Dataset items:
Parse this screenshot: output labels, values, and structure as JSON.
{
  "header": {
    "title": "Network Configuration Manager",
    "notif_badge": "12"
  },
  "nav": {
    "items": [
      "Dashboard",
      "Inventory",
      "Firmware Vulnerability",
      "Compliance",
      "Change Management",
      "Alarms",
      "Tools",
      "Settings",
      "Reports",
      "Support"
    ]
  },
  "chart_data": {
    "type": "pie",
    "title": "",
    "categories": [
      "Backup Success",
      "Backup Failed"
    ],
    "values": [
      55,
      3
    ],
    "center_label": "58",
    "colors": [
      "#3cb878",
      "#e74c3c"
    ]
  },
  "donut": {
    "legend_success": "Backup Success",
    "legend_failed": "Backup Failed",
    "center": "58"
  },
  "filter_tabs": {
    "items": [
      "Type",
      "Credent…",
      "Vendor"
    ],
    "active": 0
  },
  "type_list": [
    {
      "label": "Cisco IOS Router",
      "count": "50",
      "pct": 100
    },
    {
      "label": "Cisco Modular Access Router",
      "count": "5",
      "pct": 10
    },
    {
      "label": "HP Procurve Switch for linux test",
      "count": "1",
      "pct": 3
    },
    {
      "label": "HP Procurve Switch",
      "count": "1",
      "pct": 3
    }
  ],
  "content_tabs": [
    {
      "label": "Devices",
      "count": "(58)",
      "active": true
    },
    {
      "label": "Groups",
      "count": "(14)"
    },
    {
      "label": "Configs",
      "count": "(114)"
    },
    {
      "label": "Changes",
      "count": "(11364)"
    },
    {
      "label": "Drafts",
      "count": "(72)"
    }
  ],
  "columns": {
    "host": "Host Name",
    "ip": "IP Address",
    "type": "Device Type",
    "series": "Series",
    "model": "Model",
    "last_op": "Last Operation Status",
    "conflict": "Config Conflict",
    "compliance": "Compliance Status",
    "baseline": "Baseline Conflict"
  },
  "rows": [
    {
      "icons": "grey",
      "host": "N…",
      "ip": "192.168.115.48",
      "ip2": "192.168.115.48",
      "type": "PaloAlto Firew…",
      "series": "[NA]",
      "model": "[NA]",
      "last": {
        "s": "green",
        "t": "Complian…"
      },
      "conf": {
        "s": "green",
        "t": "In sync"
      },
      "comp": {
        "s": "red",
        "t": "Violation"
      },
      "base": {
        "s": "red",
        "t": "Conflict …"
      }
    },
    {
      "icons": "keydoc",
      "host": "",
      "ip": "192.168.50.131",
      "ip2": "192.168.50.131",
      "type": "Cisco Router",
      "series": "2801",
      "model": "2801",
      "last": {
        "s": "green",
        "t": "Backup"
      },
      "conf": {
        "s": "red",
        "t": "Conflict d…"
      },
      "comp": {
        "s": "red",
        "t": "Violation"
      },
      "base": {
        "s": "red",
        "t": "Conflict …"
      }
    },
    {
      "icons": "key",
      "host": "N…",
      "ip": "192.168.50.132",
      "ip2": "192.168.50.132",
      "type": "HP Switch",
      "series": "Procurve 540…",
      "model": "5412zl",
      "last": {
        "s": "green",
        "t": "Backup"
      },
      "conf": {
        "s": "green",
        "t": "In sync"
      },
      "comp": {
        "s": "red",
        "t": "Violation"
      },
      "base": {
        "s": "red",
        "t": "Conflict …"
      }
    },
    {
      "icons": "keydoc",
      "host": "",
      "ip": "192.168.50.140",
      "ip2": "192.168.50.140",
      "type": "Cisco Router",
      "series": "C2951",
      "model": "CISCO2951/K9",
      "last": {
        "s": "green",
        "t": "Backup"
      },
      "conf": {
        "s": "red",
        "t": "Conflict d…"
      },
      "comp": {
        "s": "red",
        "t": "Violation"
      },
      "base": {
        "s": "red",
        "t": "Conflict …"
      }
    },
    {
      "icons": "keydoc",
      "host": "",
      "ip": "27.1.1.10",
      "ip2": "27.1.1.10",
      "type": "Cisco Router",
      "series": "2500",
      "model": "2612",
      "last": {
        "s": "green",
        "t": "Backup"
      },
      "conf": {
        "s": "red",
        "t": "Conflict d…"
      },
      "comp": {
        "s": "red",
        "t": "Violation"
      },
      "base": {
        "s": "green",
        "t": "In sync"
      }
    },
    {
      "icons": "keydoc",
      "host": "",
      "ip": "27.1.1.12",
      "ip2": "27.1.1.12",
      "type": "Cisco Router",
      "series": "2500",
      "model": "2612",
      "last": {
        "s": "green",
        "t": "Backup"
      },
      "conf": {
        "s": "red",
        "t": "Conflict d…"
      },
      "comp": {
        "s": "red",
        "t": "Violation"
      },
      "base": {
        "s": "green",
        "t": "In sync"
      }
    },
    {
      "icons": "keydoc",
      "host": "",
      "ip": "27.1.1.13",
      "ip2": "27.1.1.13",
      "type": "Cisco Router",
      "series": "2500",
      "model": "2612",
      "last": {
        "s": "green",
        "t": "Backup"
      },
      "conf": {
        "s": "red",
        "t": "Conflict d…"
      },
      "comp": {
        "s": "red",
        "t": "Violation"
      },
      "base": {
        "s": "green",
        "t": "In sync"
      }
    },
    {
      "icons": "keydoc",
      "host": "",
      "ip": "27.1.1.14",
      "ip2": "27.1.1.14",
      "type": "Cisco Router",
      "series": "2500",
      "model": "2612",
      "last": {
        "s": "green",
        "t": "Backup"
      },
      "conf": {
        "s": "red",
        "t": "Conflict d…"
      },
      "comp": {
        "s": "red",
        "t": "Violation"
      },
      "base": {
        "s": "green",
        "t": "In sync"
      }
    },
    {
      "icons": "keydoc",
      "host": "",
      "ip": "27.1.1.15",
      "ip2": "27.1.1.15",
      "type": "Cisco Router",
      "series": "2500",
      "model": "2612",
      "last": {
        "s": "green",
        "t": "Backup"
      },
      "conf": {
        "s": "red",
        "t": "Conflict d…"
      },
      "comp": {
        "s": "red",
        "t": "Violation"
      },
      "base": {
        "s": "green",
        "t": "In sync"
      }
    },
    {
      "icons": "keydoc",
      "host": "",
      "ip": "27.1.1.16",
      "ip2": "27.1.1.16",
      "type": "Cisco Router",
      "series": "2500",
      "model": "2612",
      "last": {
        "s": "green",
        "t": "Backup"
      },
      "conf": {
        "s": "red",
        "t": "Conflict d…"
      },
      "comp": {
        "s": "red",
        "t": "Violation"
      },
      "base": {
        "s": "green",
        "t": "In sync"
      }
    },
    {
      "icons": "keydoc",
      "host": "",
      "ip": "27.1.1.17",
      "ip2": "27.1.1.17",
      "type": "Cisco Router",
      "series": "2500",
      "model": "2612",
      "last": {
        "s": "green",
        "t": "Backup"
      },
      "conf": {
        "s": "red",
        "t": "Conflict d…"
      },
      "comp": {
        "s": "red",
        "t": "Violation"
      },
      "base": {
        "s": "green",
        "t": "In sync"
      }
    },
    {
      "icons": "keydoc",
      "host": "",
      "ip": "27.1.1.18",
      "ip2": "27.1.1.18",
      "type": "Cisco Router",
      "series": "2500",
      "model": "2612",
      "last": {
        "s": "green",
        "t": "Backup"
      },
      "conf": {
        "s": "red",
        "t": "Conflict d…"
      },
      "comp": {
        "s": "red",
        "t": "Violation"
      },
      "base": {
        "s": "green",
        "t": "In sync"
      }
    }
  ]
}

**Short task**
Every record should be given again exactly.

**Answer below**
Parse this screenshot: output labels, values, and structure as JSON.
{
  "header": {
    "title": "Network Configuration Manager",
    "notif_badge": "12"
  },
  "nav": {
    "items": [
      "Dashboard",
      "Inventory",
      "Firmware Vulnerability",
      "Compliance",
      "Change Management",
      "Alarms",
      "Tools",
      "Settings",
      "Reports",
      "Support"
    ]
  },
  "chart_data": {
    "type": "pie",
    "title": "",
    "categories": [
      "Backup Success",
      "Backup Failed"
    ],
    "values": [
      55,
      3
    ],
    "center_label": "58",
    "colors": [
      "#3cb878",
      "#e74c3c"
    ]
  },
  "donut": {
    "legend_success": "Backup Success",
    "legend_failed": "Backup Failed",
    "center": "58"
  },
  "filter_tabs": {
    "items": [
      "Type",
      "Credent…",
      "Vendor"
    ],
    "active": 0
  },
  "type_list": [
    {
      "label": "Cisco IOS Router",
      "count": "50",
      "pct": 100
    },
    {
      "label": "Cisco Modular Access Router",
      "count": "5",
      "pct": 10
    },
    {
      "label": "HP Procurve Switch for linux test",
      "count": "1",
      "pct": 3
    },
    {
      "label": "HP Procurve Switch",
      "count": "1",
      "pct": 3
    }
  ],
  "content_tabs": [
    {
      "label": "Devices",
      "count": "(58)",
      "active": true
    },
    {
      "label": "Groups",
      "count": "(14)"
    },
    {
      "label": "Configs",
      "count": "(114)"
    },
    {
      "label": "Changes",
      "count": "(11364)"
    },
    {
      "label": "Drafts",
      "count": "(72)"
    }
  ],
  "columns": {
    "host": "Host Name",
    "ip": "IP Address",
    "type": "Device Type",
    "series": "Series",
    "model": "Model",
    "last_op": "Last Operation Status",
    "conflict": "Config Conflict",
    "compliance": "Compliance Status",
    "baseline": "Baseline Conflict"
  },
  "rows": [
    {
      "icons": "grey",
      "host": "N…",
      "ip": "192.168.115.48",
      "ip2": "192.168.115.48",
      "type": "PaloAlto Firew…",
      "series": "[NA]",
      "model": "[NA]",
      "last": {
        "s": "green",
        "t": "Complian…"
      },
      "conf": {
        "s": "green",
        "t": "In sync"
      },
      "comp": {
        "s": "red",
        "t": "Violation"
      },
      "base": {
        "s": "red",
        "t": "Conflict …"
      }
    },
    {
      "icons": "keydoc",
      "host": "",
      "ip": "192.168.50.131",
      "ip2": "192.168.50.131",
      "type": "Cisco Router",
      "series": "2801",
      "model": "2801",
      "last": {
        "s": "green",
        "t": "Backup"
      },
      "conf": {
        "s": "red",
        "t": "Conflict d…"
      },
      "comp": {
        "s": "red",
        "t": "Violation"
      },
      "base": {
        "s": "red",
        "t": "Conflict …"
      }
    },
    {
      "icons": "key",
      "host": "N…",
      "ip": "192.168.50.132",
      "ip2": "192.168.50.132",
      "type": "HP Switch",
      "series": "Procurve 540…",
      "model": "5412zl",
      "last": {
        "s": "green",
        "t": "Backup"
      },
      "conf": {
        "s": "green",
        "t": "In sync"
      },
      "comp": {
        "s": "red",
        "t": "Violation"
      },
      "base": {
        "s": "red",
        "t": "Conflict …"
      }
    },
    {
      "icons": "keydoc",
      "host": "",
      "ip": "192.168.50.140",
      "ip2": "192.168.50.140",
      "type": "Cisco Router",
      "series": "C2951",
      "model": "CISCO2951/K9",
      "last": {
        "s": "green",
        "t": "Backup"
      },
      "conf": {
        "s": "red",
        "t": "Conflict d…"
      },
      "comp": {
        "s": "red",
        "t": "Violation"
      },
      "base": {
        "s": "red",
        "t": "Conflict …"
      }
    },
    {
      "icons": "keydoc",
      "host": "",
      "ip": "27.1.1.10",
      "ip2": "27.1.1.10",
      "type": "Cisco Router",
      "series": "2500",
      "model": "2612",
      "last": {
        "s": "green",
        "t": "Backup"
      },
      "conf": {
        "s": "red",
        "t": "Conflict d…"
      },
      "comp": {
        "s": "red",
        "t": "Violation"
      },
      "base": {
        "s": "green",
        "t": "In sync"
      }
    },
    {
      "icons": "keydoc",
      "host": "",
      "ip": "27.1.1.12",
      "ip2": "27.1.1.12",
      "type": "Cisco Router",
      "series": "2500",
      "model": "2612",
      "last": {
        "s": "green",
        "t": "Backup"
      },
      "conf": {
        "s": "red",
        "t": "Conflict d…"
      },
      "comp": {
        "s": "red",
        "t": "Violation"
      },
      "base": {
        "s": "green",
        "t": "In sync"
      }
    },
    {
      "icons": "keydoc",
      "host": "",
      "ip": "27.1.1.13",
      "ip2": "27.1.1.13",
      "type": "Cisco Router",
      "series": "2500",
      "model": "2612",
      "last": {
        "s": "green",
        "t": "Backup"
      },
      "conf": {
        "s": "red",
        "t": "Conflict d…"
      },
      "comp": {
        "s": "red",
        "t": "Violation"
      },
      "base": {
        "s": "green",
        "t": "In sync"
      }
    },
    {
      "icons": "keydoc",
      "host": "",
      "ip": "27.1.1.14",
      "ip2": "27.1.1.14",
      "type": "Cisco Router",
      "series": "2500",
      "model": "2612",
      "last": {
        "s": "green",
        "t": "Backup"
      },
      "conf": {
        "s": "red",
        "t": "Conflict d…"
      },
      "comp": {
        "s": "red",
        "t": "Violation"
      },
      "base": {
        "s": "green",
        "t": "In sync"
      }
    },
    {
      "icons": "keydoc",
      "host": "",
      "ip": "27.1.1.15",
      "ip2": "27.1.1.15",
      "type": "Cisco Router",
      "series": "2500",
      "model": "2612",
      "last": {
        "s": "green",
        "t": "Backup"
      },
      "conf": {
        "s": "red",
        "t": "Conflict d…"
      },
      "comp": {
        "s": "red",
        "t": "Violation"
      },
      "base": {
        "s": "green",
        "t": "In sync"
      }
    },
    {
      "icons": "keydoc",
      "host": "",
      "ip": "27.1.1.16",
      "ip2": "27.1.1.16",
      "type": "Cisco Router",
      "series": "2500",
      "model": "2612",
      "last": {
        "s": "green",
        "t": "Backup"
      },
      "conf": {
        "s": "red",
        "t": "Conflict d…"
      },
      "comp": {
        "s": "red",
        "t": "Violation"
      },
      "base": {
        "s": "green",
        "t": "In sync"
      }
    },
    {
      "icons": "keydoc",
      "host": "",
      "ip": "27.1.1.17",
      "ip2": "27.1.1.17",
      "type": "Cisco Router",
      "series": "2500",
      "model": "2612",
      "last": {
        "s": "green",
        "t": "Backup"
      },
      "conf": {
        "s": "red",
        "t": "Conflict d…"
      },
      "comp": {
        "s": "red",
        "t": "Violation"
      },
      "base": {
        "s": "green",
        "t": "In sync"
      }
    },
    {
      "icons": "keydoc",
      "host": "",
      "ip": "27.1.1.18",
      "ip2": "27.1.1.18",
      "type": "Cisco Router",
      "series": "2500",
      "model": "2612",
      "last": {
        "s": "green",
        "t": "Backup"
      },
      "conf": {
        "s": "red",
        "t": "Conflict d…"
      },
      "comp": {
        "s": "red",
        "t": "Violation"
      },
      "base": {
        "s": "green",
        "t": "In sync"
      }
    }
  ]
}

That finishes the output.